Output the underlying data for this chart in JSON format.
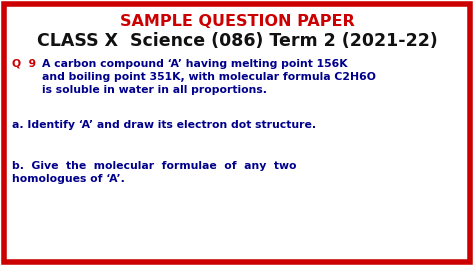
{
  "bg_color": "#ffffff",
  "border_color": "#cc0000",
  "title1": "SAMPLE QUESTION PAPER",
  "title1_color": "#cc0000",
  "title2": "CLASS X  Science (086) Term 2 (2021-22)",
  "title2_color": "#111111",
  "q_label": "Q  9  ",
  "q_label_color": "#cc0000",
  "q_body": "A carbon compound ‘A’ having melting point 156K\nand boiling point 351K, with molecular formula C2H6O\nis soluble in water in all proportions.",
  "q_body_color": "#00008b",
  "a_text": "a. Identify ‘A’ and draw its electron dot structure.",
  "a_text_color": "#00008b",
  "b_text": "b.  Give  the  molecular  formulae  of  any  two\nhomologues of ‘A’.",
  "b_text_color": "#00008b",
  "font_size_title1": 11.5,
  "font_size_title2": 12.5,
  "font_size_body": 7.8,
  "border_lw": 4
}
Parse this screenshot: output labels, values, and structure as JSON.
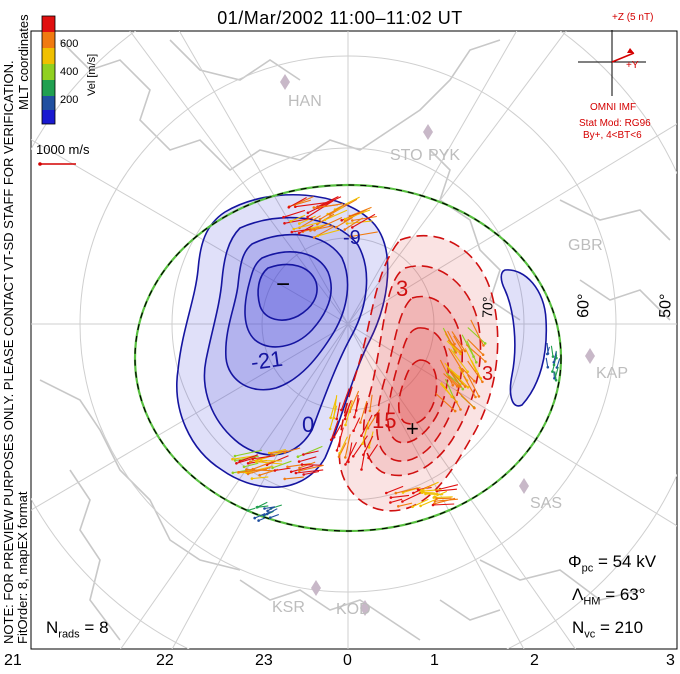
{
  "title": "01/Mar/2002 11:00–11:02 UT",
  "side_notes": {
    "preview": "NOTE: FOR PREVIEW PURPOSES ONLY. PLEASE CONTACT VT-SD STAFF FOR VERIFICATION.",
    "fit": "FitOrder: 8, mapEX format",
    "coords": "MLT coordinates"
  },
  "colorbar": {
    "label": "Vel [m/s]",
    "ticks": [
      "600",
      "400",
      "200"
    ],
    "colors": [
      "#e01010",
      "#f07a10",
      "#f0c000",
      "#90d020",
      "#20a050",
      "#2050a0",
      "#1a1ad0"
    ]
  },
  "velocity_scale": {
    "label": "1000 m/s",
    "color": "#d40000"
  },
  "imf": {
    "z_label": "+Z (5 nT)",
    "y_label": "+Y",
    "source": "OMNI IMF",
    "model_line1": "Stat Mod: RG96",
    "model_line2": "By+, 4<BT<6",
    "color": "#d40000"
  },
  "stats": {
    "phi_pc": {
      "symbol": "Φ",
      "sub": "pc",
      "value": "= 54 kV"
    },
    "lambda_hm": {
      "symbol": "Λ",
      "sub": "HM",
      "value": "= 63°"
    },
    "n_vc": {
      "symbol": "N",
      "sub": "vc",
      "value": "= 210"
    },
    "n_rads": {
      "symbol": "N",
      "sub": "rads",
      "value": "= 8"
    }
  },
  "mlt_labels": [
    "21",
    "22",
    "23",
    "0",
    "1",
    "2",
    "3"
  ],
  "latitude_labels": [
    "70°",
    "60°",
    "50°"
  ],
  "stations": [
    "HAN",
    "STO",
    "PYK",
    "GBR",
    "KAP",
    "SAS",
    "KSR",
    "KOD"
  ],
  "contour_labels": {
    "negative": [
      "-9",
      "-21",
      "0"
    ],
    "positive": [
      "3",
      "15",
      "3"
    ],
    "min_marker": "−",
    "max_marker": "+"
  },
  "colors": {
    "negative_fill": "#3c3cd8",
    "positive_fill": "#e04040",
    "boundary_green": "#58c040",
    "coast": "#c8c8c8",
    "grid": "#cfcfcf"
  }
}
_____
Set problem
Determine the number of lines in the records that include the string "JSON", and respond with that number only.

Expected answer
2